Set tasks:
[a] Decide whether each statement below agrees with the passage on the nursing journals, answering yes or no and quoting the words from the passage that settle it. (i) The presentation at the Royal College of Nursing Education Forum took place in March 2017. (ii) The presenters received mostly negative feedback. (iii) Innovations in Practice has been included in the ROAD Directory of Open Access scholarly Resources.
[b] Pick up the passage on the nursing journals after its last sentence and keep writing it.

Provided passage:
The journal manager of Links to Health and Social Care and one of the student editors and authors presented at the Royal College of Nursing Education Forum ‘Nursing education and professional development: the global perspective’ in March 2017 on their experiences with OJS. They received very positive feedback and there was a lot of enthusiasm and discussion about the possibility that it might help to meet some of the new Nursing and Midwifery Council standards for nursing education. Innovations in Practice has been included in the ROAD Directory of Open Access scholarly Resources and articles have been cited in other international peer-reviewed education journals. The journal manager is very keen to raise the profile and impact of this journal.

[Recorded data]
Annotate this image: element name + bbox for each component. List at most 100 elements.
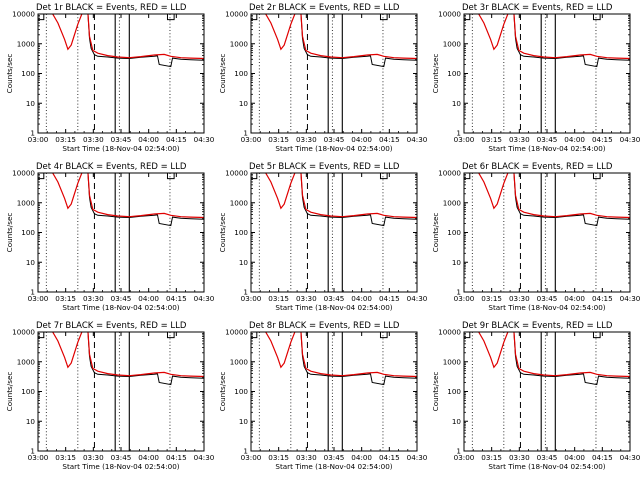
x-tick-label: 03:15 bbox=[268, 453, 289, 462]
y-tick-label: 1 bbox=[243, 447, 248, 456]
y-tick-label: 10 bbox=[239, 258, 249, 267]
y-tick-label: 100 bbox=[21, 69, 35, 78]
lld-series-line bbox=[477, 173, 630, 219]
events-step-mark bbox=[38, 332, 45, 339]
x-tick-label: 04:00 bbox=[351, 453, 372, 462]
chart-panel-det-2r: Det 2r BLACK = Events, RED = LLD Counts/s… bbox=[218, 3, 428, 153]
chart-panel-det-3r: Det 3r BLACK = Events, RED = LLD Counts/s… bbox=[431, 3, 640, 153]
y-tick-label: 10000 bbox=[438, 169, 461, 178]
x-axis-label: Start Time (18-Nov-04 02:54:00) bbox=[488, 144, 605, 153]
events-series-line bbox=[513, 173, 630, 227]
x-tick-label: 04:00 bbox=[138, 294, 159, 303]
plot-frame bbox=[250, 172, 418, 293]
lld-series-line bbox=[477, 332, 630, 378]
plot-area bbox=[251, 14, 417, 133]
y-tick-label: 1 bbox=[456, 447, 461, 456]
x-tick-label: 03:15 bbox=[481, 453, 502, 462]
y-tick-label: 1 bbox=[243, 129, 248, 138]
events-series-line bbox=[87, 14, 204, 68]
chart-panel-det-8r: Det 8r BLACK = Events, RED = LLD Counts/s… bbox=[218, 321, 428, 471]
plot-area bbox=[38, 332, 204, 451]
x-tick-label: 04:00 bbox=[564, 294, 585, 303]
plot-frame bbox=[250, 331, 418, 452]
plot-area bbox=[251, 332, 417, 451]
x-axis-label: Start Time (18-Nov-04 02:54:00) bbox=[488, 303, 605, 312]
y-tick-label: 10000 bbox=[225, 169, 248, 178]
events-step-mark bbox=[251, 14, 258, 21]
events-series-line bbox=[513, 332, 630, 386]
lld-series-line bbox=[264, 14, 417, 60]
y-tick-label: 100 bbox=[234, 228, 248, 237]
x-tick-label: 04:30 bbox=[407, 135, 428, 144]
x-tick-label: 04:15 bbox=[592, 135, 613, 144]
events-step-mark bbox=[592, 332, 601, 339]
panel-title: Det 7r BLACK = Events, RED = LLD bbox=[36, 321, 187, 331]
x-axis-label: Start Time (18-Nov-04 02:54:00) bbox=[62, 303, 179, 312]
x-tick-label: 03:45 bbox=[537, 294, 558, 303]
x-axis-label: Start Time (18-Nov-04 02:54:00) bbox=[62, 144, 179, 153]
x-tick-label: 04:15 bbox=[166, 453, 187, 462]
lld-series-line bbox=[51, 332, 204, 378]
events-step-mark bbox=[251, 173, 258, 180]
events-step-mark bbox=[464, 173, 471, 180]
plot-frame bbox=[37, 172, 205, 293]
x-tick-label: 04:00 bbox=[564, 135, 585, 144]
panel-title: Det 9r BLACK = Events, RED = LLD bbox=[462, 321, 613, 331]
chart-panel-det-6r: Det 6r BLACK = Events, RED = LLD Counts/s… bbox=[431, 162, 640, 312]
plot-frame bbox=[37, 13, 205, 134]
lld-series-line bbox=[51, 14, 204, 60]
y-tick-label: 1000 bbox=[443, 39, 462, 48]
y-axis-label: Counts/sec bbox=[431, 213, 440, 253]
x-tick-label: 03:45 bbox=[111, 294, 132, 303]
panel-title: Det 2r BLACK = Events, RED = LLD bbox=[249, 3, 400, 13]
y-tick-label: 10000 bbox=[438, 10, 461, 19]
chart-panel-det-4r: Det 4r BLACK = Events, RED = LLD Counts/s… bbox=[5, 162, 215, 312]
x-tick-label: 04:15 bbox=[592, 294, 613, 303]
x-tick-label: 04:30 bbox=[407, 453, 428, 462]
y-tick-label: 10000 bbox=[225, 10, 248, 19]
y-tick-label: 10 bbox=[26, 258, 36, 267]
x-tick-label: 04:15 bbox=[166, 135, 187, 144]
plot-frame bbox=[463, 13, 631, 134]
x-tick-label: 03:45 bbox=[537, 135, 558, 144]
y-axis-label: Counts/sec bbox=[5, 213, 14, 253]
y-axis-label: Counts/sec bbox=[218, 213, 227, 253]
y-tick-label: 1000 bbox=[17, 357, 36, 366]
x-axis-label: Start Time (18-Nov-04 02:54:00) bbox=[275, 144, 392, 153]
x-tick-label: 04:30 bbox=[620, 453, 640, 462]
x-tick-label: 03:00 bbox=[454, 294, 475, 303]
chart-panel-det-1r: Det 1r BLACK = Events, RED = LLD Counts/s… bbox=[5, 3, 215, 153]
panel-title: Det 8r BLACK = Events, RED = LLD bbox=[249, 321, 400, 331]
y-tick-label: 1000 bbox=[17, 198, 36, 207]
x-tick-label: 04:15 bbox=[379, 135, 400, 144]
y-tick-label: 10000 bbox=[12, 328, 35, 337]
x-axis-label: Start Time (18-Nov-04 02:54:00) bbox=[275, 462, 392, 471]
y-tick-label: 10 bbox=[26, 417, 36, 426]
y-axis-label: Counts/sec bbox=[431, 372, 440, 412]
x-tick-label: 03:30 bbox=[509, 453, 530, 462]
y-tick-label: 100 bbox=[447, 228, 461, 237]
x-tick-label: 03:00 bbox=[241, 294, 262, 303]
y-tick-label: 1000 bbox=[443, 198, 462, 207]
y-tick-label: 1 bbox=[30, 288, 35, 297]
x-tick-label: 04:00 bbox=[351, 135, 372, 144]
x-tick-label: 04:00 bbox=[138, 453, 159, 462]
events-series-line bbox=[300, 332, 417, 386]
panel-title: Det 5r BLACK = Events, RED = LLD bbox=[249, 162, 400, 172]
x-tick-label: 03:15 bbox=[55, 135, 76, 144]
events-step-mark bbox=[379, 14, 388, 21]
x-tick-label: 04:00 bbox=[564, 453, 585, 462]
y-tick-label: 1 bbox=[243, 288, 248, 297]
events-step-mark bbox=[166, 173, 175, 180]
y-tick-label: 10000 bbox=[438, 328, 461, 337]
x-tick-label: 04:15 bbox=[166, 294, 187, 303]
y-tick-label: 1000 bbox=[230, 198, 249, 207]
x-tick-label: 04:15 bbox=[379, 453, 400, 462]
plot-area bbox=[464, 332, 630, 451]
y-tick-label: 100 bbox=[234, 387, 248, 396]
plot-area bbox=[464, 14, 630, 133]
x-tick-label: 03:30 bbox=[509, 294, 530, 303]
events-step-mark bbox=[379, 332, 388, 339]
y-tick-label: 100 bbox=[21, 228, 35, 237]
y-tick-label: 10 bbox=[26, 99, 36, 108]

Answers per task:
[a]
(i) Yes: "in March 2017 on their experiences with OJS"
(ii) No: "They received very positive feedback"
(iii) Yes: "Innovations in Practice has been included in the ROAD Directory of Open Access scholarly Resources"

[b]
It is important to develop a policy for the service outlining what the service does and does not offer and what level of support is available. Think about the level of customization that as a service you are willing and able to offer each journal and ensure this is outlined in the policy. Think about how much time will be given to each journal for the first issue, second issue and beyond. This will probably vary but needs to be laid out, and it will also influence how many new journals the service will be able to take on at any one time. It is necessary to consider ownership of individual journals. Who is responsible for the content, ensuring progression if key people leave? Consider also what happens if the journal folds. A successful service would not be one which holds a multitude of journals that only produce one issue and then fold! The reputation of the institution needs to be taken into consideration as well, and faculty staff are best placed to offer some kind of quality control. Having backing from senior managers in the appropriate area of the institution, for example directors of school or research groups, means that there is a check in place prior to a new journal being started.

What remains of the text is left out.